━━━ SUPPLIED MATERIAL ━━━

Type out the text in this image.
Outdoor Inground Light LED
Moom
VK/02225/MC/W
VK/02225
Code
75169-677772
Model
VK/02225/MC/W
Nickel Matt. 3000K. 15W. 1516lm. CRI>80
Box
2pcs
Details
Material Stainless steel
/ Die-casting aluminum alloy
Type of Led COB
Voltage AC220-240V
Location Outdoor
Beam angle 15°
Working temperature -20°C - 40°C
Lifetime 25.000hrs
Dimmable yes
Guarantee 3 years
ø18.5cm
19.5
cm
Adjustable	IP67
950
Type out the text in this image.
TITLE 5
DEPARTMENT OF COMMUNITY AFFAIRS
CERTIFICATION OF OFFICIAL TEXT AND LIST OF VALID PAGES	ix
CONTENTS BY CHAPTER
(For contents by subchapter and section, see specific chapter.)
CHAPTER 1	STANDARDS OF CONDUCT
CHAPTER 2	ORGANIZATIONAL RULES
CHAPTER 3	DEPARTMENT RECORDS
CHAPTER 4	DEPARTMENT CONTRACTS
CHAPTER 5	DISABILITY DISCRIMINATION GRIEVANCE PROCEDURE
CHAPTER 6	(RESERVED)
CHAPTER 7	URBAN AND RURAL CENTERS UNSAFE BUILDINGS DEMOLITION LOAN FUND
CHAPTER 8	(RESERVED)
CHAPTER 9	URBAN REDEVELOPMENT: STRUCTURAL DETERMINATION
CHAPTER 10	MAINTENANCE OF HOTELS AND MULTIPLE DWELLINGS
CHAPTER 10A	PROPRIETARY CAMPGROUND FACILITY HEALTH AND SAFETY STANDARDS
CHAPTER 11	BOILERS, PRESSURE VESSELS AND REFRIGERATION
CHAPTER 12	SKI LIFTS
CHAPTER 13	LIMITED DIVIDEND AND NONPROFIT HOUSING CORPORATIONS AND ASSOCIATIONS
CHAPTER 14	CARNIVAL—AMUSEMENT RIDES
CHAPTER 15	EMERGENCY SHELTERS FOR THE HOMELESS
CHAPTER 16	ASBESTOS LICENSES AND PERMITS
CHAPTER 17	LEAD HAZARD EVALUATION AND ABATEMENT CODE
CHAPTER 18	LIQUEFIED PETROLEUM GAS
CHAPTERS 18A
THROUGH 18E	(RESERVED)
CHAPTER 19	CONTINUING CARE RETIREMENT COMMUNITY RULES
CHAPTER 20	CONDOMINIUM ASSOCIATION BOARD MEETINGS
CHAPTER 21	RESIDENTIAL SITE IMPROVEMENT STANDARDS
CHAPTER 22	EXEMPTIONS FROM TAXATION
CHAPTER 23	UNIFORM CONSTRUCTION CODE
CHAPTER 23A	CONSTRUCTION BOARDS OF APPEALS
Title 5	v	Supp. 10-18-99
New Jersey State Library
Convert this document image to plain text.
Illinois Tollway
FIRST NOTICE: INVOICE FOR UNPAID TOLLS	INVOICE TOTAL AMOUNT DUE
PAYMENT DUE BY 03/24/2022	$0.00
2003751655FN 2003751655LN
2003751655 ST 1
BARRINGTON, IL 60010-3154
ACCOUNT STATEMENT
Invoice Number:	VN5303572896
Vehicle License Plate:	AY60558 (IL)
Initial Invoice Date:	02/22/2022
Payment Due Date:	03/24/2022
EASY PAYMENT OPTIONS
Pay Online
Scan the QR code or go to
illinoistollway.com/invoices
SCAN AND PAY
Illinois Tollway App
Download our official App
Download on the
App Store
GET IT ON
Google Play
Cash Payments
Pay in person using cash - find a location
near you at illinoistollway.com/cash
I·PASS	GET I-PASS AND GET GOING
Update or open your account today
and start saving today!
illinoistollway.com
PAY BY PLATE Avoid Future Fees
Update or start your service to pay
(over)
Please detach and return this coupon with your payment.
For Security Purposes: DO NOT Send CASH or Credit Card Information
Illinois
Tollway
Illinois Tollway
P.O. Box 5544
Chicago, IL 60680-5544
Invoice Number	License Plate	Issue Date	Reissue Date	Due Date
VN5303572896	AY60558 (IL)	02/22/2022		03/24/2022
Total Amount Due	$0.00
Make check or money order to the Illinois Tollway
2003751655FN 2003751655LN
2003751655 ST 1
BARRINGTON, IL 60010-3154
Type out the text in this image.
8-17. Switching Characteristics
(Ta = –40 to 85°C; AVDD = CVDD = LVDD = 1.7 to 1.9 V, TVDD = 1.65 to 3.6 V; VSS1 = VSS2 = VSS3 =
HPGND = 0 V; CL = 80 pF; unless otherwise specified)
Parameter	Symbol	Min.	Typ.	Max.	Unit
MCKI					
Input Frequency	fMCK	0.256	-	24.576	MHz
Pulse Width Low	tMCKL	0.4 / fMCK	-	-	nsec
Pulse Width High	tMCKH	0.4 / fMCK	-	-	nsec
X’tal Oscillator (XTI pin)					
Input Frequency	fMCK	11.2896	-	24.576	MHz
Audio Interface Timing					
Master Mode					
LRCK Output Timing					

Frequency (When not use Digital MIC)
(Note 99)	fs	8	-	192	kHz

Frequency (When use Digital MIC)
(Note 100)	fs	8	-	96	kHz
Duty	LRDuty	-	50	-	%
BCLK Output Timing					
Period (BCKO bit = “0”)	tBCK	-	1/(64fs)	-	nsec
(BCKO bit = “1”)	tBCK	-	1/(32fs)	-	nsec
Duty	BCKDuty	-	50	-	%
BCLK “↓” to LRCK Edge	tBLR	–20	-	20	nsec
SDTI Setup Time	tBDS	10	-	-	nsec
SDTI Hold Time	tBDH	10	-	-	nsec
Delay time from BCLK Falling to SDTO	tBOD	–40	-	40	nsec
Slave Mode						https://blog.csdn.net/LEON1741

━━━

> [PROBLEM] Filter the records above and return every line that holds the word "today".

> [EXERCISE RESULT]
Update or open your account today
and start saving today!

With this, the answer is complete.